Write out the material exactly, without any of its pictures.

:: Supplied data ::

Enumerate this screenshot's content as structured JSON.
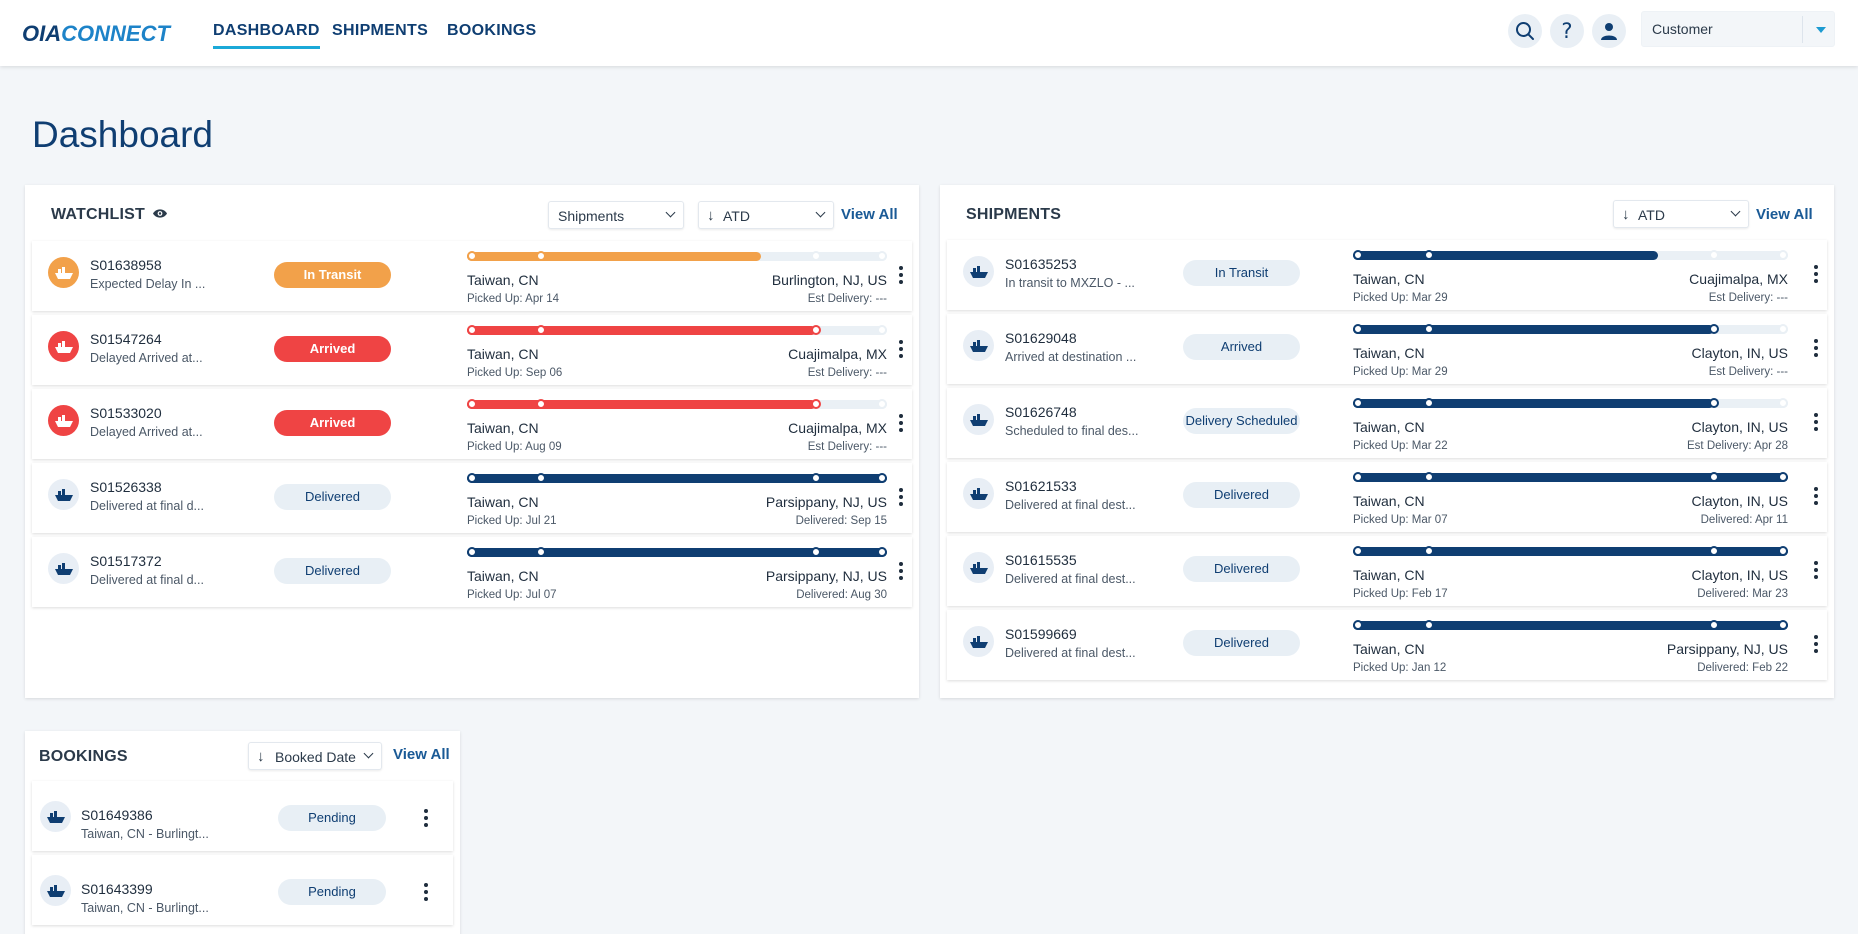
{
  "header": {
    "logo_a": "OIA",
    "logo_b": "CONNECT",
    "nav": [
      {
        "label": "DASHBOARD",
        "active": true
      },
      {
        "label": "SHIPMENTS",
        "active": false
      },
      {
        "label": "BOOKINGS",
        "active": false
      }
    ],
    "icons": [
      "search-icon",
      "help-icon",
      "user-icon"
    ],
    "user_select": "Customer"
  },
  "page_title": "Dashboard",
  "colors": {
    "navy": "#0f3e72",
    "orange": "#f2a14a",
    "red": "#ef4444",
    "accent": "#1ba9d8"
  },
  "watchlist": {
    "title": "WATCHLIST",
    "filter": "Shipments",
    "sort": "ATD",
    "view_all": "View All",
    "rows": [
      {
        "id": "S01638958",
        "sub": "Expected Delay In ...",
        "status": "In Transit",
        "tone": "orange",
        "progress": 0.7,
        "from": "Taiwan, CN",
        "to": "Burlington, NJ, US",
        "pickup": "Picked Up: Apr 14",
        "delivery": "Est Delivery: ---"
      },
      {
        "id": "S01547264",
        "sub": "Delayed Arrived at...",
        "status": "Arrived",
        "tone": "red",
        "progress": 0.83,
        "from": "Taiwan, CN",
        "to": "Cuajimalpa, MX",
        "pickup": "Picked Up: Sep 06",
        "delivery": "Est Delivery: ---"
      },
      {
        "id": "S01533020",
        "sub": "Delayed Arrived at...",
        "status": "Arrived",
        "tone": "red",
        "progress": 0.83,
        "from": "Taiwan, CN",
        "to": "Cuajimalpa, MX",
        "pickup": "Picked Up: Aug 09",
        "delivery": "Est Delivery: ---"
      },
      {
        "id": "S01526338",
        "sub": "Delivered at final d...",
        "status": "Delivered",
        "tone": "navy",
        "progress": 1.0,
        "from": "Taiwan, CN",
        "to": "Parsippany, NJ, US",
        "pickup": "Picked Up: Jul 21",
        "delivery": "Delivered: Sep 15"
      },
      {
        "id": "S01517372",
        "sub": "Delivered at final d...",
        "status": "Delivered",
        "tone": "navy",
        "progress": 1.0,
        "from": "Taiwan, CN",
        "to": "Parsippany, NJ, US",
        "pickup": "Picked Up: Jul 07",
        "delivery": "Delivered: Aug 30"
      }
    ]
  },
  "shipments": {
    "title": "SHIPMENTS",
    "sort": "ATD",
    "view_all": "View All",
    "rows": [
      {
        "id": "S01635253",
        "sub": "In transit to MXZLO - ...",
        "status": "In Transit",
        "progress": 0.7,
        "from": "Taiwan, CN",
        "to": "Cuajimalpa, MX",
        "pickup": "Picked Up: Mar 29",
        "delivery": "Est Delivery: ---"
      },
      {
        "id": "S01629048",
        "sub": "Arrived at destination ...",
        "status": "Arrived",
        "progress": 0.83,
        "from": "Taiwan, CN",
        "to": "Clayton, IN, US",
        "pickup": "Picked Up: Mar 29",
        "delivery": "Est Delivery: ---"
      },
      {
        "id": "S01626748",
        "sub": "Scheduled to final des...",
        "status": "Delivery Scheduled",
        "progress": 0.83,
        "from": "Taiwan, CN",
        "to": "Clayton, IN, US",
        "pickup": "Picked Up: Mar 22",
        "delivery": "Est Delivery: Apr 28"
      },
      {
        "id": "S01621533",
        "sub": "Delivered at final dest...",
        "status": "Delivered",
        "progress": 1.0,
        "from": "Taiwan, CN",
        "to": "Clayton, IN, US",
        "pickup": "Picked Up: Mar 07",
        "delivery": "Delivered: Apr 11"
      },
      {
        "id": "S01615535",
        "sub": "Delivered at final dest...",
        "status": "Delivered",
        "progress": 1.0,
        "from": "Taiwan, CN",
        "to": "Clayton, IN, US",
        "pickup": "Picked Up: Feb 17",
        "delivery": "Delivered: Mar 23"
      },
      {
        "id": "S01599669",
        "sub": "Delivered at final dest...",
        "status": "Delivered",
        "progress": 1.0,
        "from": "Taiwan, CN",
        "to": "Parsippany, NJ, US",
        "pickup": "Picked Up: Jan 12",
        "delivery": "Delivered: Feb 22"
      }
    ]
  },
  "bookings": {
    "title": "BOOKINGS",
    "sort": "Booked Date",
    "view_all": "View All",
    "rows": [
      {
        "id": "S01649386",
        "sub": "Taiwan, CN - Burlingt...",
        "status": "Pending"
      },
      {
        "id": "S01643399",
        "sub": "Taiwan, CN - Burlingt...",
        "status": "Pending"
      }
    ]
  }
}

:::

## Answer to this task:
Enumerate this screenshot's content as structured JSON.
{
  "header": {
    "logo_a": "OIA",
    "logo_b": "CONNECT",
    "nav": [
      {
        "label": "DASHBOARD",
        "active": true
      },
      {
        "label": "SHIPMENTS",
        "active": false
      },
      {
        "label": "BOOKINGS",
        "active": false
      }
    ],
    "icons": [
      "search-icon",
      "help-icon",
      "user-icon"
    ],
    "user_select": "Customer"
  },
  "page_title": "Dashboard",
  "colors": {
    "navy": "#0f3e72",
    "orange": "#f2a14a",
    "red": "#ef4444",
    "accent": "#1ba9d8"
  },
  "watchlist": {
    "title": "WATCHLIST",
    "filter": "Shipments",
    "sort": "ATD",
    "view_all": "View All",
    "rows": [
      {
        "id": "S01638958",
        "sub": "Expected Delay In ...",
        "status": "In Transit",
        "tone": "orange",
        "progress": 0.7,
        "from": "Taiwan, CN",
        "to": "Burlington, NJ, US",
        "pickup": "Picked Up: Apr 14",
        "delivery": "Est Delivery: ---"
      },
      {
        "id": "S01547264",
        "sub": "Delayed Arrived at...",
        "status": "Arrived",
        "tone": "red",
        "progress": 0.83,
        "from": "Taiwan, CN",
        "to": "Cuajimalpa, MX",
        "pickup": "Picked Up: Sep 06",
        "delivery": "Est Delivery: ---"
      },
      {
        "id": "S01533020",
        "sub": "Delayed Arrived at...",
        "status": "Arrived",
        "tone": "red",
        "progress": 0.83,
        "from": "Taiwan, CN",
        "to": "Cuajimalpa, MX",
        "pickup": "Picked Up: Aug 09",
        "delivery": "Est Delivery: ---"
      },
      {
        "id": "S01526338",
        "sub": "Delivered at final d...",
        "status": "Delivered",
        "tone": "navy",
        "progress": 1.0,
        "from": "Taiwan, CN",
        "to": "Parsippany, NJ, US",
        "pickup": "Picked Up: Jul 21",
        "delivery": "Delivered: Sep 15"
      },
      {
        "id": "S01517372",
        "sub": "Delivered at final d...",
        "status": "Delivered",
        "tone": "navy",
        "progress": 1.0,
        "from": "Taiwan, CN",
        "to": "Parsippany, NJ, US",
        "pickup": "Picked Up: Jul 07",
        "delivery": "Delivered: Aug 30"
      }
    ]
  },
  "shipments": {
    "title": "SHIPMENTS",
    "sort": "ATD",
    "view_all": "View All",
    "rows": [
      {
        "id": "S01635253",
        "sub": "In transit to MXZLO - ...",
        "status": "In Transit",
        "progress": 0.7,
        "from": "Taiwan, CN",
        "to": "Cuajimalpa, MX",
        "pickup": "Picked Up: Mar 29",
        "delivery": "Est Delivery: ---"
      },
      {
        "id": "S01629048",
        "sub": "Arrived at destination ...",
        "status": "Arrived",
        "progress": 0.83,
        "from": "Taiwan, CN",
        "to": "Clayton, IN, US",
        "pickup": "Picked Up: Mar 29",
        "delivery": "Est Delivery: ---"
      },
      {
        "id": "S01626748",
        "sub": "Scheduled to final des...",
        "status": "Delivery Scheduled",
        "progress": 0.83,
        "from": "Taiwan, CN",
        "to": "Clayton, IN, US",
        "pickup": "Picked Up: Mar 22",
        "delivery": "Est Delivery: Apr 28"
      },
      {
        "id": "S01621533",
        "sub": "Delivered at final dest...",
        "status": "Delivered",
        "progress": 1.0,
        "from": "Taiwan, CN",
        "to": "Clayton, IN, US",
        "pickup": "Picked Up: Mar 07",
        "delivery": "Delivered: Apr 11"
      },
      {
        "id": "S01615535",
        "sub": "Delivered at final dest...",
        "status": "Delivered",
        "progress": 1.0,
        "from": "Taiwan, CN",
        "to": "Clayton, IN, US",
        "pickup": "Picked Up: Feb 17",
        "delivery": "Delivered: Mar 23"
      },
      {
        "id": "S01599669",
        "sub": "Delivered at final dest...",
        "status": "Delivered",
        "progress": 1.0,
        "from": "Taiwan, CN",
        "to": "Parsippany, NJ, US",
        "pickup": "Picked Up: Jan 12",
        "delivery": "Delivered: Feb 22"
      }
    ]
  },
  "bookings": {
    "title": "BOOKINGS",
    "sort": "Booked Date",
    "view_all": "View All",
    "rows": [
      {
        "id": "S01649386",
        "sub": "Taiwan, CN - Burlingt...",
        "status": "Pending"
      },
      {
        "id": "S01643399",
        "sub": "Taiwan, CN - Burlingt...",
        "status": "Pending"
      }
    ]
  }
}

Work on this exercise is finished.